Restate the full listing word for word and leave the pictures out.
BEGIN Items
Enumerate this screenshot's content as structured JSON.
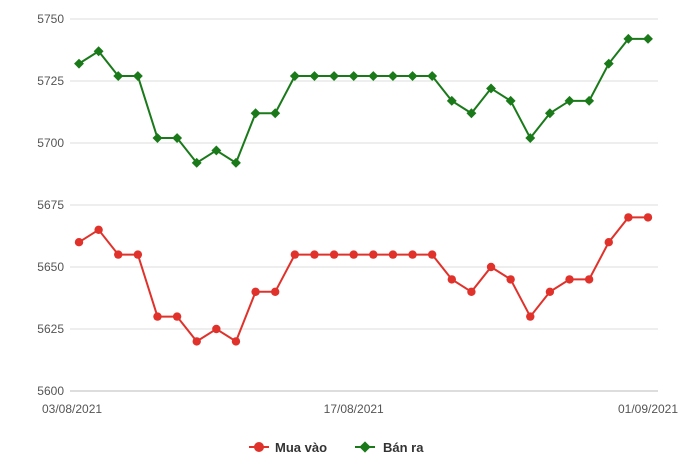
{
  "chart_data": {
    "type": "line",
    "title": "",
    "xlabel": "",
    "ylabel": "",
    "ylim": [
      5600,
      5750
    ],
    "yticks": [
      5600,
      5625,
      5650,
      5675,
      5700,
      5725,
      5750
    ],
    "x_tick_labels": [
      {
        "index": 0,
        "label": "03/08/2021"
      },
      {
        "index": 14,
        "label": "17/08/2021"
      },
      {
        "index": 29,
        "label": "01/09/2021"
      }
    ],
    "grid": "horizontal",
    "legend_position": "bottom",
    "series": [
      {
        "name": "Mua vào",
        "color": "#e0322b",
        "marker": "circle",
        "values": [
          5660,
          5665,
          5655,
          5655,
          5630,
          5630,
          5620,
          5625,
          5620,
          5640,
          5640,
          5655,
          5655,
          5655,
          5655,
          5655,
          5655,
          5655,
          5655,
          5645,
          5640,
          5650,
          5645,
          5630,
          5640,
          5645,
          5645,
          5660,
          5670,
          5670
        ]
      },
      {
        "name": "Bán ra",
        "color": "#1a7a1a",
        "marker": "diamond",
        "values": [
          5732,
          5737,
          5727,
          5727,
          5702,
          5702,
          5692,
          5697,
          5692,
          5712,
          5712,
          5727,
          5727,
          5727,
          5727,
          5727,
          5727,
          5727,
          5727,
          5717,
          5712,
          5722,
          5717,
          5702,
          5712,
          5717,
          5717,
          5732,
          5742,
          5742
        ]
      }
    ]
  }
}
END Items
=== Task output ===
Enumerate this screenshot's content as structured JSON.
{
  "chart_data": {
    "type": "line",
    "title": "",
    "xlabel": "",
    "ylabel": "",
    "ylim": [
      5600,
      5750
    ],
    "yticks": [
      5600,
      5625,
      5650,
      5675,
      5700,
      5725,
      5750
    ],
    "x_tick_labels": [
      {
        "index": 0,
        "label": "03/08/2021"
      },
      {
        "index": 14,
        "label": "17/08/2021"
      },
      {
        "index": 29,
        "label": "01/09/2021"
      }
    ],
    "grid": "horizontal",
    "legend_position": "bottom",
    "series": [
      {
        "name": "Mua vào",
        "color": "#e0322b",
        "marker": "circle",
        "values": [
          5660,
          5665,
          5655,
          5655,
          5630,
          5630,
          5620,
          5625,
          5620,
          5640,
          5640,
          5655,
          5655,
          5655,
          5655,
          5655,
          5655,
          5655,
          5655,
          5645,
          5640,
          5650,
          5645,
          5630,
          5640,
          5645,
          5645,
          5660,
          5670,
          5670
        ]
      },
      {
        "name": "Bán ra",
        "color": "#1a7a1a",
        "marker": "diamond",
        "values": [
          5732,
          5737,
          5727,
          5727,
          5702,
          5702,
          5692,
          5697,
          5692,
          5712,
          5712,
          5727,
          5727,
          5727,
          5727,
          5727,
          5727,
          5727,
          5727,
          5717,
          5712,
          5722,
          5717,
          5702,
          5712,
          5717,
          5717,
          5732,
          5742,
          5742
        ]
      }
    ]
  }
}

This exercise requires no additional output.